## DIRECTIVE
Where a line contains the word "previously", copy that line.
** start of RECORDS PROVIDED **
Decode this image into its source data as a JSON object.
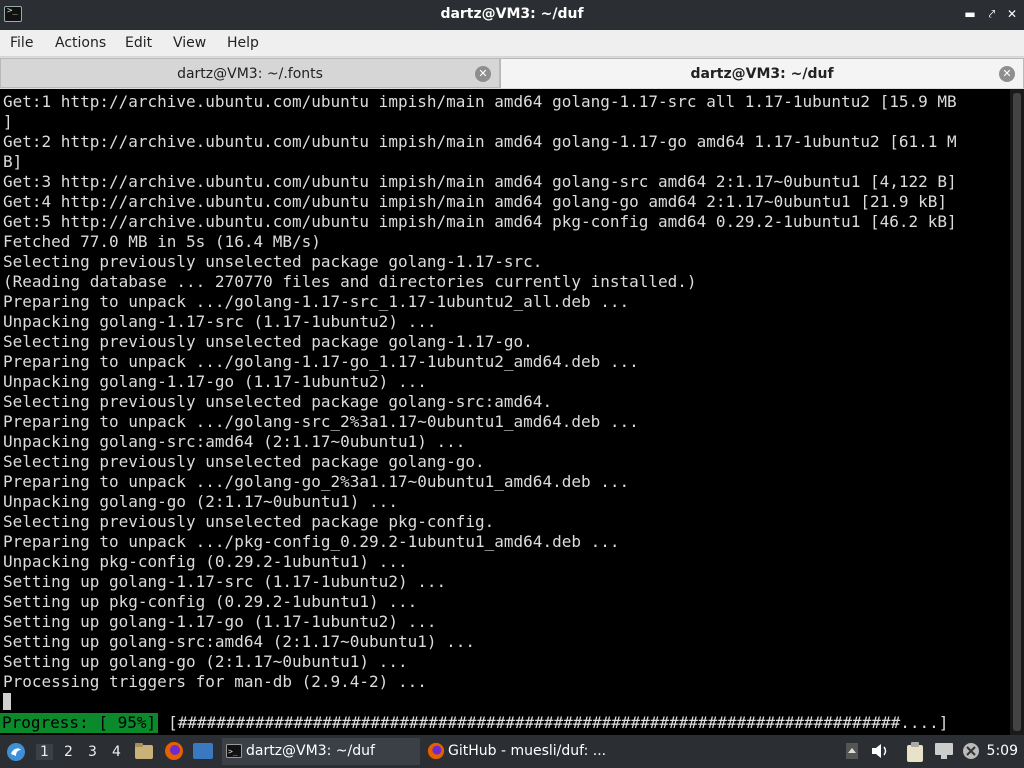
{
  "window": {
    "title": "dartz@VM3: ~/duf"
  },
  "menu": {
    "items": [
      "File",
      "Actions",
      "Edit",
      "View",
      "Help"
    ]
  },
  "tabs": [
    {
      "label": "dartz@VM3: ~/.fonts",
      "active": false
    },
    {
      "label": "dartz@VM3: ~/duf",
      "active": true
    }
  ],
  "terminal": {
    "lines": [
      "Get:1 http://archive.ubuntu.com/ubuntu impish/main amd64 golang-1.17-src all 1.17-1ubuntu2 [15.9 MB",
      "]",
      "Get:2 http://archive.ubuntu.com/ubuntu impish/main amd64 golang-1.17-go amd64 1.17-1ubuntu2 [61.1 M",
      "B]",
      "Get:3 http://archive.ubuntu.com/ubuntu impish/main amd64 golang-src amd64 2:1.17~0ubuntu1 [4,122 B]",
      "Get:4 http://archive.ubuntu.com/ubuntu impish/main amd64 golang-go amd64 2:1.17~0ubuntu1 [21.9 kB]",
      "Get:5 http://archive.ubuntu.com/ubuntu impish/main amd64 pkg-config amd64 0.29.2-1ubuntu1 [46.2 kB]",
      "Fetched 77.0 MB in 5s (16.4 MB/s)",
      "Selecting previously unselected package golang-1.17-src.",
      "(Reading database ... 270770 files and directories currently installed.)",
      "Preparing to unpack .../golang-1.17-src_1.17-1ubuntu2_all.deb ...",
      "Unpacking golang-1.17-src (1.17-1ubuntu2) ...",
      "Selecting previously unselected package golang-1.17-go.",
      "Preparing to unpack .../golang-1.17-go_1.17-1ubuntu2_amd64.deb ...",
      "Unpacking golang-1.17-go (1.17-1ubuntu2) ...",
      "Selecting previously unselected package golang-src:amd64.",
      "Preparing to unpack .../golang-src_2%3a1.17~0ubuntu1_amd64.deb ...",
      "Unpacking golang-src:amd64 (2:1.17~0ubuntu1) ...",
      "Selecting previously unselected package golang-go.",
      "Preparing to unpack .../golang-go_2%3a1.17~0ubuntu1_amd64.deb ...",
      "Unpacking golang-go (2:1.17~0ubuntu1) ...",
      "Selecting previously unselected package pkg-config.",
      "Preparing to unpack .../pkg-config_0.29.2-1ubuntu1_amd64.deb ...",
      "Unpacking pkg-config (0.29.2-1ubuntu1) ...",
      "Setting up golang-1.17-src (1.17-1ubuntu2) ...",
      "Setting up pkg-config (0.29.2-1ubuntu1) ...",
      "Setting up golang-1.17-go (1.17-1ubuntu2) ...",
      "Setting up golang-src:amd64 (2:1.17~0ubuntu1) ...",
      "Setting up golang-go (2:1.17~0ubuntu1) ...",
      "Processing triggers for man-db (2.9.4-2) ..."
    ],
    "progress_label": "Progress: [ 95%]",
    "progress_bar": "[###########################################################################....]",
    "progress_fraction": 0.95,
    "progress_color": "#0b8a2c"
  },
  "taskbar": {
    "start_icon": "start-menu-icon",
    "workspaces": [
      "1",
      "2",
      "3",
      "4"
    ],
    "active_workspace": "1",
    "tasks": [
      {
        "label": "dartz@VM3: ~/duf",
        "icon": "terminal-icon"
      },
      {
        "label": "GitHub - muesli/duf: ...",
        "icon": "firefox-icon"
      }
    ],
    "clock": "5:09"
  }
}
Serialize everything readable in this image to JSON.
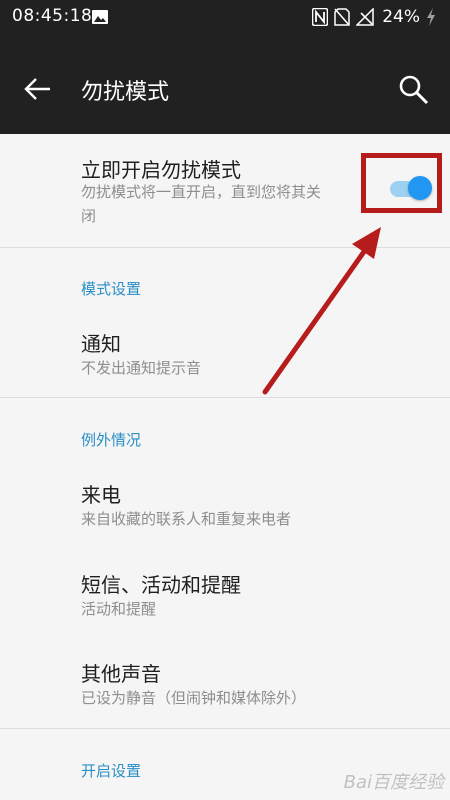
{
  "status_bar": {
    "time": "08:45:18",
    "battery": "24%",
    "icons": [
      "gallery-icon",
      "nfc-icon",
      "no-sim-icon",
      "no-signal-icon",
      "charging-icon"
    ]
  },
  "app_bar": {
    "title": "勿扰模式",
    "back_icon": "back-arrow-icon",
    "search_icon": "search-icon"
  },
  "settings": {
    "main_toggle": {
      "title": "立即开启勿扰模式",
      "subtitle_line1": "勿扰模式将一直开启，直到您将其关",
      "subtitle_line2": "闭",
      "state": "on"
    },
    "section_mode": "模式设置",
    "notification": {
      "title": "通知",
      "subtitle": "不发出通知提示音"
    },
    "section_exceptions": "例外情况",
    "calls": {
      "title": "来电",
      "subtitle": "来自收藏的联系人和重复来电者"
    },
    "messages": {
      "title": "短信、活动和提醒",
      "subtitle": "活动和提醒"
    },
    "other_sounds": {
      "title": "其他声音",
      "subtitle": "已设为静音（但闹钟和媒体除外）"
    },
    "section_start": "开启设置"
  },
  "annotation": {
    "box_color": "#b71c1c",
    "arrow_color": "#b71c1c"
  },
  "colors": {
    "accent": "#2a8fc5",
    "toggle_on": "#2196f3",
    "header_bg": "#212121",
    "page_bg": "#f5f5f5"
  },
  "watermark": "Bai百度经验"
}
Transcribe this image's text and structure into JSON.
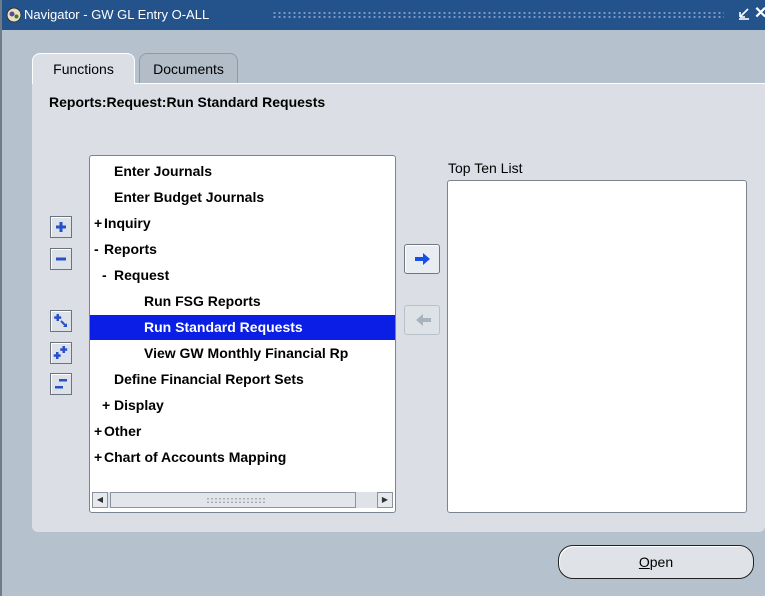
{
  "window": {
    "title": "Navigator - GW GL Entry O-ALL",
    "close_glyph": "✕"
  },
  "tabs": [
    {
      "label": "Functions",
      "active": true
    },
    {
      "label": "Documents",
      "active": false
    }
  ],
  "breadcrumb": "Reports:Request:Run Standard Requests",
  "tree": {
    "items": [
      {
        "prefix": "",
        "label": "Enter Journals",
        "level": 1,
        "selected": false
      },
      {
        "prefix": "",
        "label": "Enter Budget Journals",
        "level": 1,
        "selected": false
      },
      {
        "prefix": "+",
        "label": "Inquiry",
        "level": 0,
        "selected": false
      },
      {
        "prefix": "-",
        "label": "Reports",
        "level": 0,
        "selected": false
      },
      {
        "prefix": "-",
        "label": "Request",
        "level": 1,
        "selected": false
      },
      {
        "prefix": "",
        "label": "Run FSG Reports",
        "level": 2,
        "selected": false
      },
      {
        "prefix": "",
        "label": "Run Standard Requests",
        "level": 2,
        "selected": true
      },
      {
        "prefix": "",
        "label": "View GW Monthly Financial Rp",
        "level": 2,
        "selected": false
      },
      {
        "prefix": "",
        "label": "Define Financial Report Sets",
        "level": 1,
        "selected": false
      },
      {
        "prefix": "+",
        "label": "Display",
        "level": 1,
        "selected": false
      },
      {
        "prefix": "+",
        "label": "Other",
        "level": 0,
        "selected": false
      },
      {
        "prefix": "+",
        "label": "Chart of Accounts Mapping",
        "level": 0,
        "selected": false
      }
    ],
    "scroll_left_glyph": "◀",
    "scroll_right_glyph": "▶"
  },
  "tree_tools": {
    "expand_icon": "plus-icon",
    "collapse_icon": "minus-icon",
    "expand_branch_icon": "expand-branch-icon",
    "expand_all_icon": "expand-all-icon",
    "collapse_all_icon": "collapse-all-icon"
  },
  "top_ten": {
    "label": "Top Ten List",
    "items": []
  },
  "buttons": {
    "add_icon": "arrow-right-icon",
    "remove_icon": "arrow-left-icon",
    "open_mnemonic": "O",
    "open_rest": "pen"
  },
  "colors": {
    "titlebar": "#24538c",
    "selection": "#0a1ee6",
    "accent_arrow": "#1650e8"
  }
}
** end of RECORDS PROVIDED **
## ANSWER TO THE PROBLEM
      "Selecting previously unselected package golang-1.17-src.",
      "Selecting previously unselected package golang-1.17-go.",
      "Selecting previously unselected package golang-src:amd64.",
      "Selecting previously unselected package golang-go.",
      "Selecting previously unselected package pkg-config.",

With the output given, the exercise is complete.